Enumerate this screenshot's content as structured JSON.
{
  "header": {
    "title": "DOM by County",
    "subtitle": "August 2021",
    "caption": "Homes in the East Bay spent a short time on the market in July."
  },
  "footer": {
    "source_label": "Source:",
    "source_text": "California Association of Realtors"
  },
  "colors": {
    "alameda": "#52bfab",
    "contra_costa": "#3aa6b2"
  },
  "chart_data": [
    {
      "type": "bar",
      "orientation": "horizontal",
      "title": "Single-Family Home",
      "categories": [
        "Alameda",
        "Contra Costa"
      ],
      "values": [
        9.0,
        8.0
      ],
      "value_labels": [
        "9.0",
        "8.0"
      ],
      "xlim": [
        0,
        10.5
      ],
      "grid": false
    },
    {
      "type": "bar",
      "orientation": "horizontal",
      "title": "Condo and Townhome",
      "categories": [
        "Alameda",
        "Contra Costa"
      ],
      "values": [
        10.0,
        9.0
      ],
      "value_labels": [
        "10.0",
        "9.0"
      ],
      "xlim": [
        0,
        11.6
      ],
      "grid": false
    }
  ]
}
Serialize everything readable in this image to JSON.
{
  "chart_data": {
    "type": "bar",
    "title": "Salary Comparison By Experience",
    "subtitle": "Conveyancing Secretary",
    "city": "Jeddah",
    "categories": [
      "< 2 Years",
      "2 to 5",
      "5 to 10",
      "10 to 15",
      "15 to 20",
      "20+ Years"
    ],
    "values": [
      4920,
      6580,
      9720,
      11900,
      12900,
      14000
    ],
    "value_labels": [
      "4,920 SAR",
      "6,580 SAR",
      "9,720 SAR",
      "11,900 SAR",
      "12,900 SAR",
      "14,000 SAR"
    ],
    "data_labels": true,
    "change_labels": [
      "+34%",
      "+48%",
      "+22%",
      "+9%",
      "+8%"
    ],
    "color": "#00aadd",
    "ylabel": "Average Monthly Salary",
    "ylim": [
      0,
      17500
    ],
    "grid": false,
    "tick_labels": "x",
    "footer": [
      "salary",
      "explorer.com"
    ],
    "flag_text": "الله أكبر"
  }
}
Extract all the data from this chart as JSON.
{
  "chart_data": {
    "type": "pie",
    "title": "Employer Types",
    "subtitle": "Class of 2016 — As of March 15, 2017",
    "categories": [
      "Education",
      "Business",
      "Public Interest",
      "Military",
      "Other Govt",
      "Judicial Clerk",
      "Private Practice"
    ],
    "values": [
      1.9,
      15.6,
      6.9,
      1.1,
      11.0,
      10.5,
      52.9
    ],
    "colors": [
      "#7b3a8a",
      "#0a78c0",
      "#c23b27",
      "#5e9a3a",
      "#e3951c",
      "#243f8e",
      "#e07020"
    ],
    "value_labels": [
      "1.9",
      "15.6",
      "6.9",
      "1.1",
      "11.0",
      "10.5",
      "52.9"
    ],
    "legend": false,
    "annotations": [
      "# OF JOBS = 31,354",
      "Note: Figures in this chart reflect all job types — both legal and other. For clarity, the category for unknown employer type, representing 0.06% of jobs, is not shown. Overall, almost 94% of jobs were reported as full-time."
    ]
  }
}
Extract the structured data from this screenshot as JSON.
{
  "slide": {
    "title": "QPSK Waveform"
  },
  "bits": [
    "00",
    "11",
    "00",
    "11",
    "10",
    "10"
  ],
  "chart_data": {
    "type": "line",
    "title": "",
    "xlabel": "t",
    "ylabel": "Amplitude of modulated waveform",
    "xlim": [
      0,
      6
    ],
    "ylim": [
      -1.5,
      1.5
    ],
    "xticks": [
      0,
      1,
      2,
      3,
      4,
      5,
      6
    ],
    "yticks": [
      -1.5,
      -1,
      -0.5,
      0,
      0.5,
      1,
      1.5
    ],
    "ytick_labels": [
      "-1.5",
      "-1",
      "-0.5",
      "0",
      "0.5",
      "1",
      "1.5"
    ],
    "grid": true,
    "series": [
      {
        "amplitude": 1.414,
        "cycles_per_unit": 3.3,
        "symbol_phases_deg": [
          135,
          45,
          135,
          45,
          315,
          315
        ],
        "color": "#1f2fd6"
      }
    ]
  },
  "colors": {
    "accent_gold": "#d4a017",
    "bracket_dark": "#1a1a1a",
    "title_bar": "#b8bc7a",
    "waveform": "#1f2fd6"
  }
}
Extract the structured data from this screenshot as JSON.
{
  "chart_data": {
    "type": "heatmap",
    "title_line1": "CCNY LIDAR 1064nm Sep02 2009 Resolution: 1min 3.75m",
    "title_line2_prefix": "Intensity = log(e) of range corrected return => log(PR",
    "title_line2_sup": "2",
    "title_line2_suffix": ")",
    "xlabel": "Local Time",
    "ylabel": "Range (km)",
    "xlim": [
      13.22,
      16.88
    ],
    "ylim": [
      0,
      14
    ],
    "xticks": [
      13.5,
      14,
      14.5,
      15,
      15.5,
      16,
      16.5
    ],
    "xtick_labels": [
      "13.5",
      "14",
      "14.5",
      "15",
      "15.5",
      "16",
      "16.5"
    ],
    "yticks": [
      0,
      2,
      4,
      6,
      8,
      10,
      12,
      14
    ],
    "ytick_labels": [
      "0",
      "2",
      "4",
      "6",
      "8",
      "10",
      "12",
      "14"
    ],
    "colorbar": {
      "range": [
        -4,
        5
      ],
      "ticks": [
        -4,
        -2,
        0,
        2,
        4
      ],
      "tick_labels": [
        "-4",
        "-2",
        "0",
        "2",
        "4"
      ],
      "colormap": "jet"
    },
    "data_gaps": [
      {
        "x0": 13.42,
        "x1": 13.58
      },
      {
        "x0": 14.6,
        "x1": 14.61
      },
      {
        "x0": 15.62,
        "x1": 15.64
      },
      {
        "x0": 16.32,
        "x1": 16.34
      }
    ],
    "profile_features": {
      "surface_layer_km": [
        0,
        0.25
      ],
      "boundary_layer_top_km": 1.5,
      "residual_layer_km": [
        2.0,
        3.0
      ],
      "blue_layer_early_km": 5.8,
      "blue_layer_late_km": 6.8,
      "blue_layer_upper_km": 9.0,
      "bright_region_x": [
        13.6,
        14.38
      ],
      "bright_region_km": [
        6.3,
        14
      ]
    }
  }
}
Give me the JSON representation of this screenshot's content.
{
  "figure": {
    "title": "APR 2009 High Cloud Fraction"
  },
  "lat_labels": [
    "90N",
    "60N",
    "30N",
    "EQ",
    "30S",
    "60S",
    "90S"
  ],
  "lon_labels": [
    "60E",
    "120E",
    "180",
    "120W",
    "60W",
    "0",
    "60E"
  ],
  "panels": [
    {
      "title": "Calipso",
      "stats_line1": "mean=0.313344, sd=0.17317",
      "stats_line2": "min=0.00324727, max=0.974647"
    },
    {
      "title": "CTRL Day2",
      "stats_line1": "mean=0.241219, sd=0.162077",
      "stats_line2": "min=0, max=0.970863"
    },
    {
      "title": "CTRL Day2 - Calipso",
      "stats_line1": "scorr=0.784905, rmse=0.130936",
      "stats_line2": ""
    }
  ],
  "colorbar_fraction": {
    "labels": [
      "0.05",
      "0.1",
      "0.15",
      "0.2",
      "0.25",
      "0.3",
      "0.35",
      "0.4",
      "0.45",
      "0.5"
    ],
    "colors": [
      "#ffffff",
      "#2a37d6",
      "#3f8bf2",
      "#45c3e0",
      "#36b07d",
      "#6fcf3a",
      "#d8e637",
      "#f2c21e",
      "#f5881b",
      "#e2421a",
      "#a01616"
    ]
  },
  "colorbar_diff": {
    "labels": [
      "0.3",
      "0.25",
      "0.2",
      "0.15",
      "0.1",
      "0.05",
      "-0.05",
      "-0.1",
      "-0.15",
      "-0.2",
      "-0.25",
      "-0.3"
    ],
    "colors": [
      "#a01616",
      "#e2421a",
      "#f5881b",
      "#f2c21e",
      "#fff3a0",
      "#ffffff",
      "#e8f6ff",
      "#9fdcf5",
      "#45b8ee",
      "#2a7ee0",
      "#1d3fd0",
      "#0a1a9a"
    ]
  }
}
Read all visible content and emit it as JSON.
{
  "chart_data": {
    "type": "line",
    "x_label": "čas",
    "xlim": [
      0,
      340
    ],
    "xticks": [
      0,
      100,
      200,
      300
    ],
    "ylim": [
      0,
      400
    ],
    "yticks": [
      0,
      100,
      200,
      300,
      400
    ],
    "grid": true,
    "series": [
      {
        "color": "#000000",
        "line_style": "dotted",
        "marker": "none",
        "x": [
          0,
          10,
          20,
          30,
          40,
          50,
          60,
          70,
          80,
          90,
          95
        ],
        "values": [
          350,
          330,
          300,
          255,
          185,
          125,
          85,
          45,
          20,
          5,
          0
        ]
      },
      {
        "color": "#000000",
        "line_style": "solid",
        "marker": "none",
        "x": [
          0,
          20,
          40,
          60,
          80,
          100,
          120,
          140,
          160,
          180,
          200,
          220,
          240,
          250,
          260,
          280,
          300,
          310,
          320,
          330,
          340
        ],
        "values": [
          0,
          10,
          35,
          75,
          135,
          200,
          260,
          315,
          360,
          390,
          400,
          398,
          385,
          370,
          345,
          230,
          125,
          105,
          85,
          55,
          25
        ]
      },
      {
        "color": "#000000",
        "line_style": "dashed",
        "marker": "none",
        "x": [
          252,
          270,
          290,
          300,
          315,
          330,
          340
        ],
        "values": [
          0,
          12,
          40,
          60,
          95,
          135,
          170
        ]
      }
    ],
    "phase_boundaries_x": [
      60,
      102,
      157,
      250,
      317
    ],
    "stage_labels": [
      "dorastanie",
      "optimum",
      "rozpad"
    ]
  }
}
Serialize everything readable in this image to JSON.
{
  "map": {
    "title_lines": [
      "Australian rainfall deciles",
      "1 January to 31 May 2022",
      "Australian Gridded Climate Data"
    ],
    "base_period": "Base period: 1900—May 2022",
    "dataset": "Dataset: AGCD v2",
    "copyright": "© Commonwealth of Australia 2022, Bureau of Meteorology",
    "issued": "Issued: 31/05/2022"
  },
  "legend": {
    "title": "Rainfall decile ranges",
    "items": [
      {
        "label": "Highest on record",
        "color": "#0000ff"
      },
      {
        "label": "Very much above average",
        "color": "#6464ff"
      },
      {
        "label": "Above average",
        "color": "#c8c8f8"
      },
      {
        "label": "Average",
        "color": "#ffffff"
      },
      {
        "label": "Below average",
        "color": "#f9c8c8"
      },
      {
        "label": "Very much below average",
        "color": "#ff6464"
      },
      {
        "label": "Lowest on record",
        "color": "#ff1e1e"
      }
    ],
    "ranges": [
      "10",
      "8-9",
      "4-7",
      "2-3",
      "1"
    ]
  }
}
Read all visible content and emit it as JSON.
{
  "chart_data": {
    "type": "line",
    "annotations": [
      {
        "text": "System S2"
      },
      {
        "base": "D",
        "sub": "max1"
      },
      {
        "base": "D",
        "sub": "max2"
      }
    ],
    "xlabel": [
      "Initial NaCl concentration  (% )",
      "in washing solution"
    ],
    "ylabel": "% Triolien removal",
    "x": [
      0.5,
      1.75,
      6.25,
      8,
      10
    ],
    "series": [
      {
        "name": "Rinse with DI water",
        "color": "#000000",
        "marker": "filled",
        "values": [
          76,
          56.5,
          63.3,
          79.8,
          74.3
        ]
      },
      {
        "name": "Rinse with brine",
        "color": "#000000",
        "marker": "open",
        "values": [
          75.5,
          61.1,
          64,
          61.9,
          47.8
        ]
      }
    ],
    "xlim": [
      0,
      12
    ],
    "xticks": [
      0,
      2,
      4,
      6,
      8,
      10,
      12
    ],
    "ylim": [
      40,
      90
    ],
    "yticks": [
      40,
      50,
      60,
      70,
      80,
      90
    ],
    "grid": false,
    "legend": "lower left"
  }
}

## [Exercise]
In the material above, find the lines that contain "ylabel" and show them.

## [Reply to the exercise]
    "ylabel": "Average Monthly Salary",
    "ylabel": "Amplitude of modulated waveform",
    "ylabel": "Range (km)",
    "ylabel": "% Triolien removal",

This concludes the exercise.